Dataset records
>>>>>
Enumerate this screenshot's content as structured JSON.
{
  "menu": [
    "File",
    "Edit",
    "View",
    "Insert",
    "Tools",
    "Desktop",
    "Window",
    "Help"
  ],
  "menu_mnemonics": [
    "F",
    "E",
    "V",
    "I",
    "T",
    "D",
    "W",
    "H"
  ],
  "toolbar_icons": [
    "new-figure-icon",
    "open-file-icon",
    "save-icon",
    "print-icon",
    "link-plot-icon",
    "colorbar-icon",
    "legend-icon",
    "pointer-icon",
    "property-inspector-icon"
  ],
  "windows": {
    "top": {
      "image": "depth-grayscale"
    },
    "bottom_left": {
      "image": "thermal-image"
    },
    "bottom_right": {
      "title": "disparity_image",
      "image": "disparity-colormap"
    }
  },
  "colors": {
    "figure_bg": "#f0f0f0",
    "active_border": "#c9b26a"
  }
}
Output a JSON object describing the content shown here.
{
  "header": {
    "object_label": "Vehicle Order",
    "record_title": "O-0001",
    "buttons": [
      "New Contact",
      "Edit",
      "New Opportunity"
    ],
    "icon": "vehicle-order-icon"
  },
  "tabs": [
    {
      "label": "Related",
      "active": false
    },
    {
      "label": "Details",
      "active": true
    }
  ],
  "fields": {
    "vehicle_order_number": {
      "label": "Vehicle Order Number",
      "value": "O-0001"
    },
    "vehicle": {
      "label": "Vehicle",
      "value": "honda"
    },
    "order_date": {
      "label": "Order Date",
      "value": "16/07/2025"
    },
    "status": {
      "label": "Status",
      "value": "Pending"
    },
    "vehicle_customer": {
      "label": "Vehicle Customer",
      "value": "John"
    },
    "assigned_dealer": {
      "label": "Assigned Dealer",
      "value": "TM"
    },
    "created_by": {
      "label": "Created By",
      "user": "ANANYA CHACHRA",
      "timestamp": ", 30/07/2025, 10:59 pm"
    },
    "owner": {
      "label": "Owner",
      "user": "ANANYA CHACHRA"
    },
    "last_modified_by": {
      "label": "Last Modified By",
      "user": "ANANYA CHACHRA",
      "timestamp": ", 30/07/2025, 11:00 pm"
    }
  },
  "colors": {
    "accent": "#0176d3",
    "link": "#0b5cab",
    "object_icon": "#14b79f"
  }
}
<<<<<
Exercise aim:
Output the data above exactly, please, line for line.

Correct output:
Enumerate this screenshot's content as structured JSON.
{
  "menu": [
    "File",
    "Edit",
    "View",
    "Insert",
    "Tools",
    "Desktop",
    "Window",
    "Help"
  ],
  "menu_mnemonics": [
    "F",
    "E",
    "V",
    "I",
    "T",
    "D",
    "W",
    "H"
  ],
  "toolbar_icons": [
    "new-figure-icon",
    "open-file-icon",
    "save-icon",
    "print-icon",
    "link-plot-icon",
    "colorbar-icon",
    "legend-icon",
    "pointer-icon",
    "property-inspector-icon"
  ],
  "windows": {
    "top": {
      "image": "depth-grayscale"
    },
    "bottom_left": {
      "image": "thermal-image"
    },
    "bottom_right": {
      "title": "disparity_image",
      "image": "disparity-colormap"
    }
  },
  "colors": {
    "figure_bg": "#f0f0f0",
    "active_border": "#c9b26a"
  }
}
Output a JSON object describing the content shown here.
{
  "header": {
    "object_label": "Vehicle Order",
    "record_title": "O-0001",
    "buttons": [
      "New Contact",
      "Edit",
      "New Opportunity"
    ],
    "icon": "vehicle-order-icon"
  },
  "tabs": [
    {
      "label": "Related",
      "active": false
    },
    {
      "label": "Details",
      "active": true
    }
  ],
  "fields": {
    "vehicle_order_number": {
      "label": "Vehicle Order Number",
      "value": "O-0001"
    },
    "vehicle": {
      "label": "Vehicle",
      "value": "honda"
    },
    "order_date": {
      "label": "Order Date",
      "value": "16/07/2025"
    },
    "status": {
      "label": "Status",
      "value": "Pending"
    },
    "vehicle_customer": {
      "label": "Vehicle Customer",
      "value": "John"
    },
    "assigned_dealer": {
      "label": "Assigned Dealer",
      "value": "TM"
    },
    "created_by": {
      "label": "Created By",
      "user": "ANANYA CHACHRA",
      "timestamp": ", 30/07/2025, 10:59 pm"
    },
    "owner": {
      "label": "Owner",
      "user": "ANANYA CHACHRA"
    },
    "last_modified_by": {
      "label": "Last Modified By",
      "user": "ANANYA CHACHRA",
      "timestamp": ", 30/07/2025, 11:00 pm"
    }
  },
  "colors": {
    "accent": "#0176d3",
    "link": "#0b5cab",
    "object_icon": "#14b79f"
  }
}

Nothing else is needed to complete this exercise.